### Exercise:
Review the lines that follow and copy each one that contains the word "xinyuwenchuang".

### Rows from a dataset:
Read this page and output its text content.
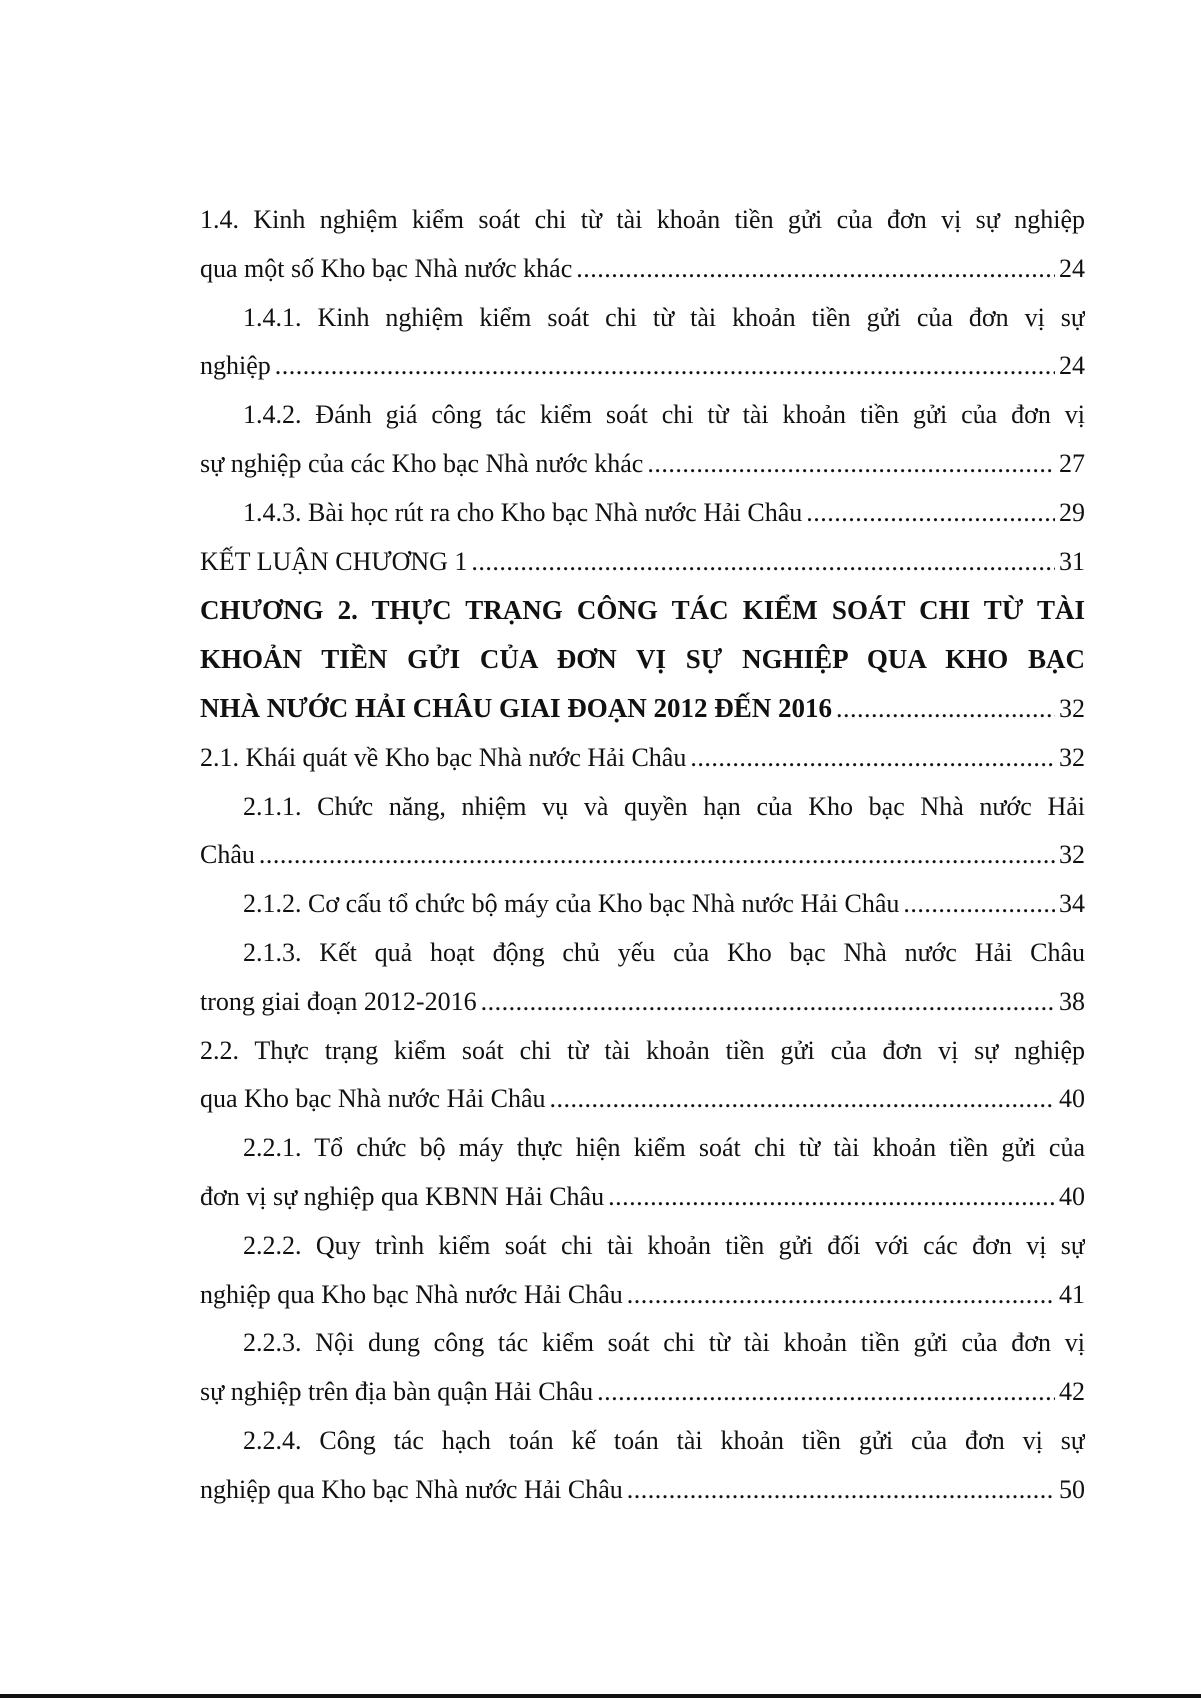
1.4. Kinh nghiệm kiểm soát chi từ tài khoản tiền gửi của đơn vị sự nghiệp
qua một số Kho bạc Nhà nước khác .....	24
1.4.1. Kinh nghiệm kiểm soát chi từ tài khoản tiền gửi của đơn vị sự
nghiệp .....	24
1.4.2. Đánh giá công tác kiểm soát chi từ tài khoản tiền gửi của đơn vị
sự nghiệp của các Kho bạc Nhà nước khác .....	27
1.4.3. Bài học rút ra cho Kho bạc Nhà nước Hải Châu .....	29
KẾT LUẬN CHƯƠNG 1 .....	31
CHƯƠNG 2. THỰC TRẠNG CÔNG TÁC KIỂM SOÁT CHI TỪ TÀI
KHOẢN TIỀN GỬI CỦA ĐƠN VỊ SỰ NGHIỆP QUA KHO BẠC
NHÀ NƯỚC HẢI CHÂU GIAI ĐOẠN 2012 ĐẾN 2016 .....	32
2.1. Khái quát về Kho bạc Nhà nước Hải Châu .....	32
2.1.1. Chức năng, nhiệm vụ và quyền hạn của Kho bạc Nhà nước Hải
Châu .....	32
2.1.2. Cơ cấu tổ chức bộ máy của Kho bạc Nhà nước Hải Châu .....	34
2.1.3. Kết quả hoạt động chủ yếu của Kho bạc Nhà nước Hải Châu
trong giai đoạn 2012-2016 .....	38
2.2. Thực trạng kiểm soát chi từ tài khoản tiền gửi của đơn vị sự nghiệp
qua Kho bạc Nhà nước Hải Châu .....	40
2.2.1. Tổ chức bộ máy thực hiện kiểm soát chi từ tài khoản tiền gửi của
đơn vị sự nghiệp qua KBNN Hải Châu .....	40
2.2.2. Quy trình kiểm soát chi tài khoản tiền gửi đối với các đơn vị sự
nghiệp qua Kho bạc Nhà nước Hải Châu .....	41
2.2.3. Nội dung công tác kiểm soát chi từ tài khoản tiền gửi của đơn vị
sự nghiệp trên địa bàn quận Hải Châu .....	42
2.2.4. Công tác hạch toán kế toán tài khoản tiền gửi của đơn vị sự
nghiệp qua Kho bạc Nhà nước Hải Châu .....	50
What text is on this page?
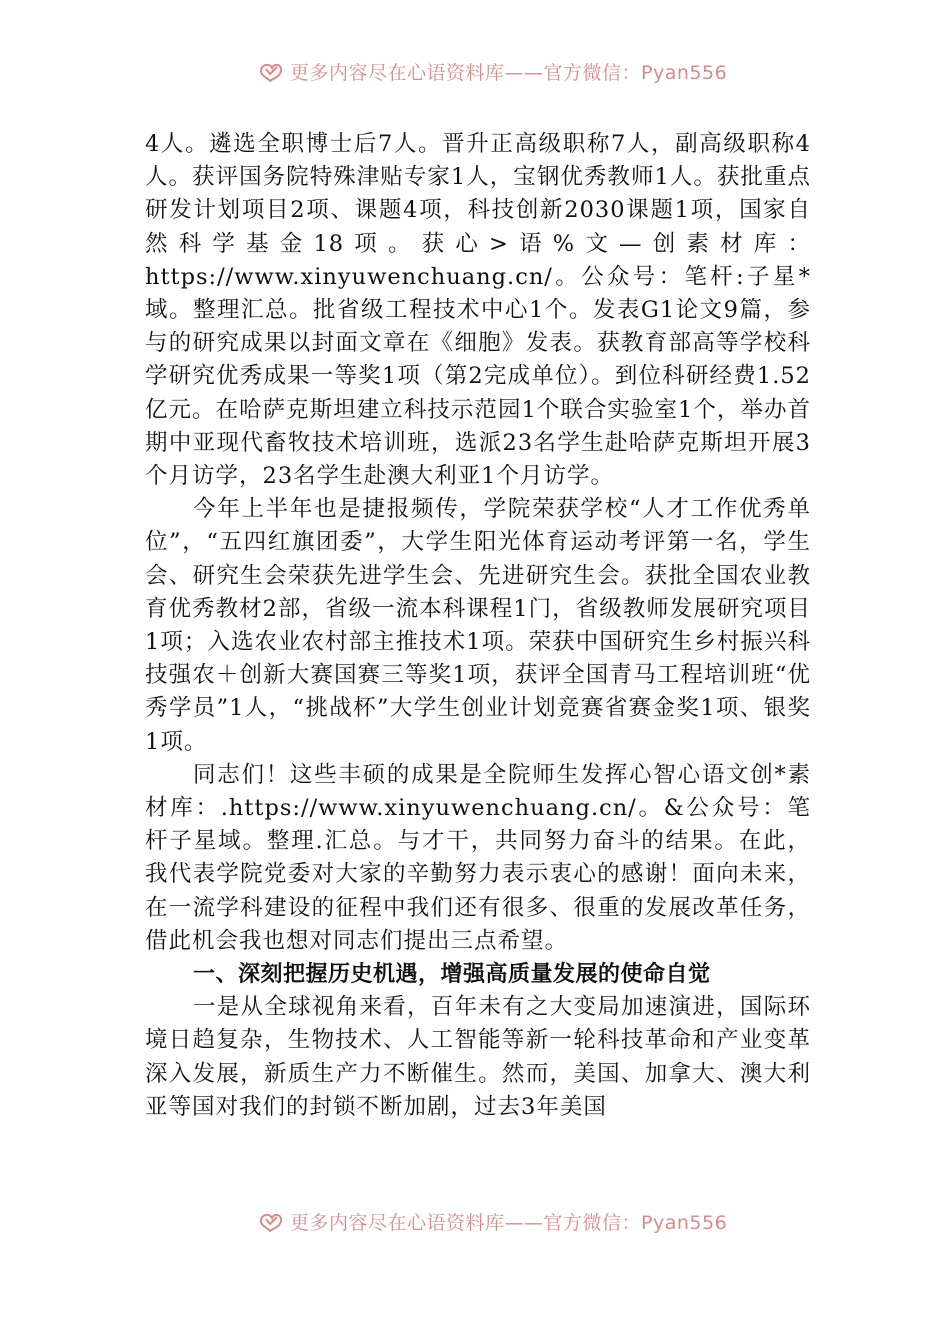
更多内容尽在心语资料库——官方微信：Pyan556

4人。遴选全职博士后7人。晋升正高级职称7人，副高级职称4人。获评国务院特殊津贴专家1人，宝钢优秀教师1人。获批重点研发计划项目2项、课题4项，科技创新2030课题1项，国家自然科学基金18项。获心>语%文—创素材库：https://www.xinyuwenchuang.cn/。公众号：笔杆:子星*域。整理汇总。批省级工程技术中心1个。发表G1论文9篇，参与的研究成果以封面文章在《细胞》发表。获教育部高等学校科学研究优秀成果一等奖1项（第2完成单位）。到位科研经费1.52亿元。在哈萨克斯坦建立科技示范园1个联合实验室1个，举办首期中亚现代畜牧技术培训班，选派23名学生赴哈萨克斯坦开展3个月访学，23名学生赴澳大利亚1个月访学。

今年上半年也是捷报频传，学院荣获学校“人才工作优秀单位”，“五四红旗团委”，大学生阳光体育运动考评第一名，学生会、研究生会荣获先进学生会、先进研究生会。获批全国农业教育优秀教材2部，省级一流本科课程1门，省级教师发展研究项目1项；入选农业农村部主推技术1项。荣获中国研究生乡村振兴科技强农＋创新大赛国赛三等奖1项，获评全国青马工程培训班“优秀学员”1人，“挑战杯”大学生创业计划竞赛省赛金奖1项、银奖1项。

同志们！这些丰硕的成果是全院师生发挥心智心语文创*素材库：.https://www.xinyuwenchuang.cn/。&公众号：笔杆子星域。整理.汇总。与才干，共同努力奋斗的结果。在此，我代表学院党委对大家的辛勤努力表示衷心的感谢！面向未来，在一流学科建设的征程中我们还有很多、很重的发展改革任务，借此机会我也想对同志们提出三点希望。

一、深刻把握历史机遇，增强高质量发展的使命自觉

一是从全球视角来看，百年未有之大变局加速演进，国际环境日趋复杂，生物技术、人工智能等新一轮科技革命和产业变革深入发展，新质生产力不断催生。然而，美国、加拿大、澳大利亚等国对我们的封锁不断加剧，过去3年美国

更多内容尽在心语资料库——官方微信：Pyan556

### Written response:
4人。遴选全职博士后7人。晋升正高级职称7人，副高级职称4人。获评国务院特殊津贴专家1人，宝钢优秀教师1人。获批重点研发计划项目2项、课题4项，科技创新2030课题1项，国家自然科学基金18项。获心>语%文—创素材库：https://www.xinyuwenchuang.cn/。公众号：笔杆:子星*域。整理汇总。批省级工程技术中心1个。发表G1论文9篇，参与的研究成果以封面文章在《细胞》发表。获教育部高等学校科学研究优秀成果一等奖1项（第2完成单位）。到位科研经费1.52亿元。在哈萨克斯坦建立科技示范园1个联合实验室1个，举办首期中亚现代畜牧技术培训班，选派23名学生赴哈萨克斯坦开展3个月访学，23名学生赴澳大利亚1个月访学。
同志们！这些丰硕的成果是全院师生发挥心智心语文创*素材库：.https://www.xinyuwenchuang.cn/。&公众号：笔杆子星域。整理.汇总。与才干，共同努力奋斗的结果。在此，我代表学院党委对大家的辛勤努力表示衷心的感谢！面向未来，在一流学科建设的征程中我们还有很多、很重的发展改革任务，借此机会我也想对同志们提出三点希望。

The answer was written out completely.